# WORKING DATA
● ● ● ●

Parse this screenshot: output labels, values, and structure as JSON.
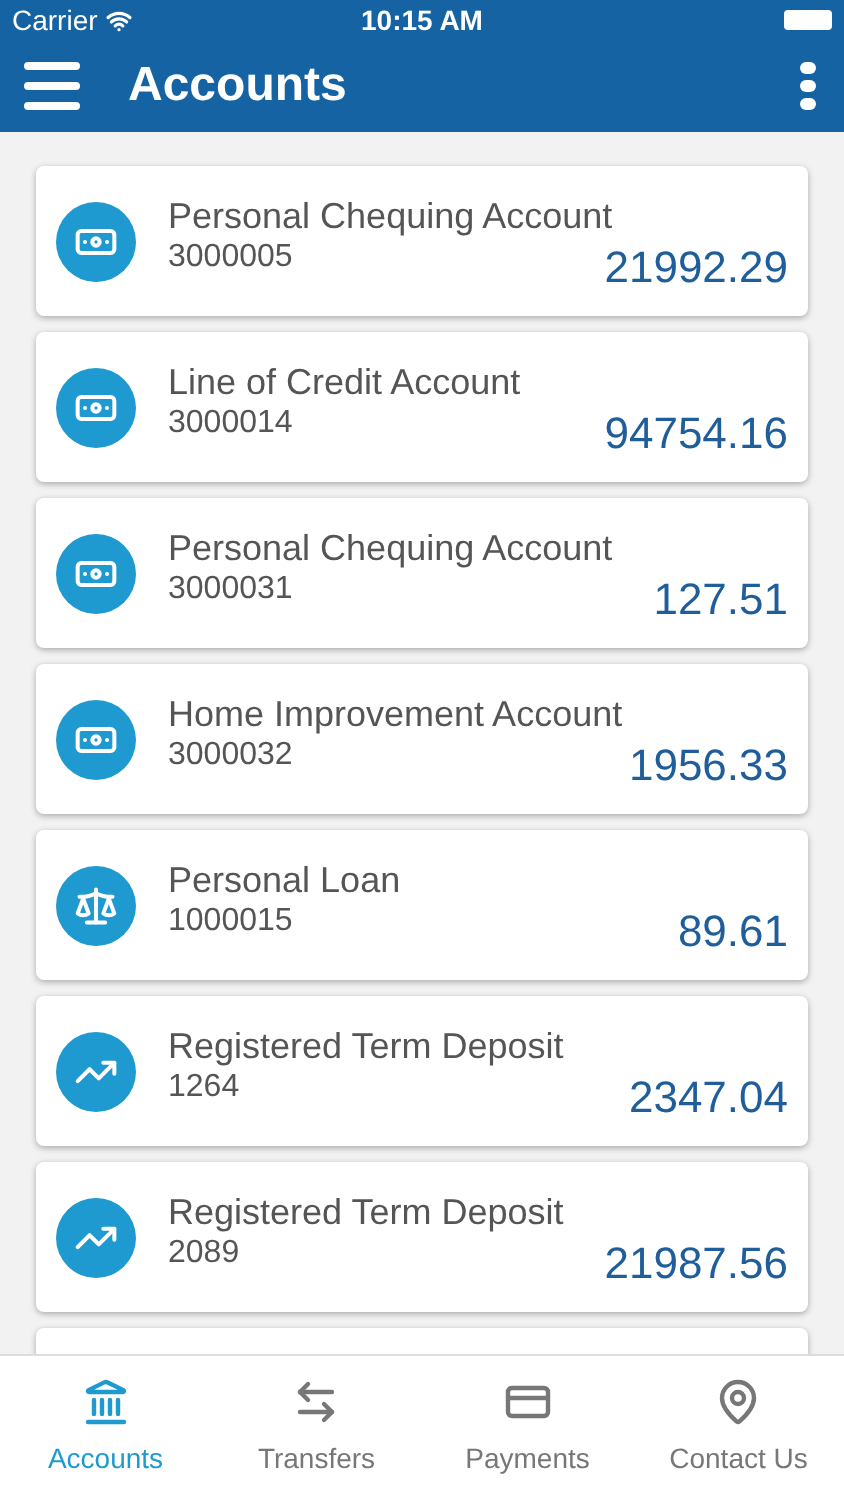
{
  "status_bar": {
    "carrier": "Carrier",
    "time": "10:15 AM"
  },
  "header": {
    "title": "Accounts"
  },
  "accounts": [
    {
      "kind": "cash",
      "name": "Personal Chequing Account",
      "number": "3000005",
      "balance": "21992.29"
    },
    {
      "kind": "cash",
      "name": "Line of Credit Account",
      "number": "3000014",
      "balance": "94754.16"
    },
    {
      "kind": "cash",
      "name": "Personal Chequing Account",
      "number": "3000031",
      "balance": "127.51"
    },
    {
      "kind": "cash",
      "name": "Home Improvement Account",
      "number": "3000032",
      "balance": "1956.33"
    },
    {
      "kind": "loan",
      "name": "Personal Loan",
      "number": "1000015",
      "balance": "89.61"
    },
    {
      "kind": "investment",
      "name": "Registered Term Deposit",
      "number": "1264",
      "balance": "2347.04"
    },
    {
      "kind": "investment",
      "name": "Registered Term Deposit",
      "number": "2089",
      "balance": "21987.56"
    }
  ],
  "tabs": [
    {
      "kind": "bank",
      "label": "Accounts",
      "selected": true
    },
    {
      "kind": "transfer",
      "label": "Transfers",
      "selected": false
    },
    {
      "kind": "card",
      "label": "Payments",
      "selected": false
    },
    {
      "kind": "pin",
      "label": "Contact Us",
      "selected": false
    }
  ]
}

● ● ● ●

# STATED GOAL
Restate the whole listing above exactly, except for its images.

# EXPECTED ANSWER
Parse this screenshot: output labels, values, and structure as JSON.
{
  "status_bar": {
    "carrier": "Carrier",
    "time": "10:15 AM"
  },
  "header": {
    "title": "Accounts"
  },
  "accounts": [
    {
      "kind": "cash",
      "name": "Personal Chequing Account",
      "number": "3000005",
      "balance": "21992.29"
    },
    {
      "kind": "cash",
      "name": "Line of Credit Account",
      "number": "3000014",
      "balance": "94754.16"
    },
    {
      "kind": "cash",
      "name": "Personal Chequing Account",
      "number": "3000031",
      "balance": "127.51"
    },
    {
      "kind": "cash",
      "name": "Home Improvement Account",
      "number": "3000032",
      "balance": "1956.33"
    },
    {
      "kind": "loan",
      "name": "Personal Loan",
      "number": "1000015",
      "balance": "89.61"
    },
    {
      "kind": "investment",
      "name": "Registered Term Deposit",
      "number": "1264",
      "balance": "2347.04"
    },
    {
      "kind": "investment",
      "name": "Registered Term Deposit",
      "number": "2089",
      "balance": "21987.56"
    }
  ],
  "tabs": [
    {
      "kind": "bank",
      "label": "Accounts",
      "selected": true
    },
    {
      "kind": "transfer",
      "label": "Transfers",
      "selected": false
    },
    {
      "kind": "card",
      "label": "Payments",
      "selected": false
    },
    {
      "kind": "pin",
      "label": "Contact Us",
      "selected": false
    }
  ]
}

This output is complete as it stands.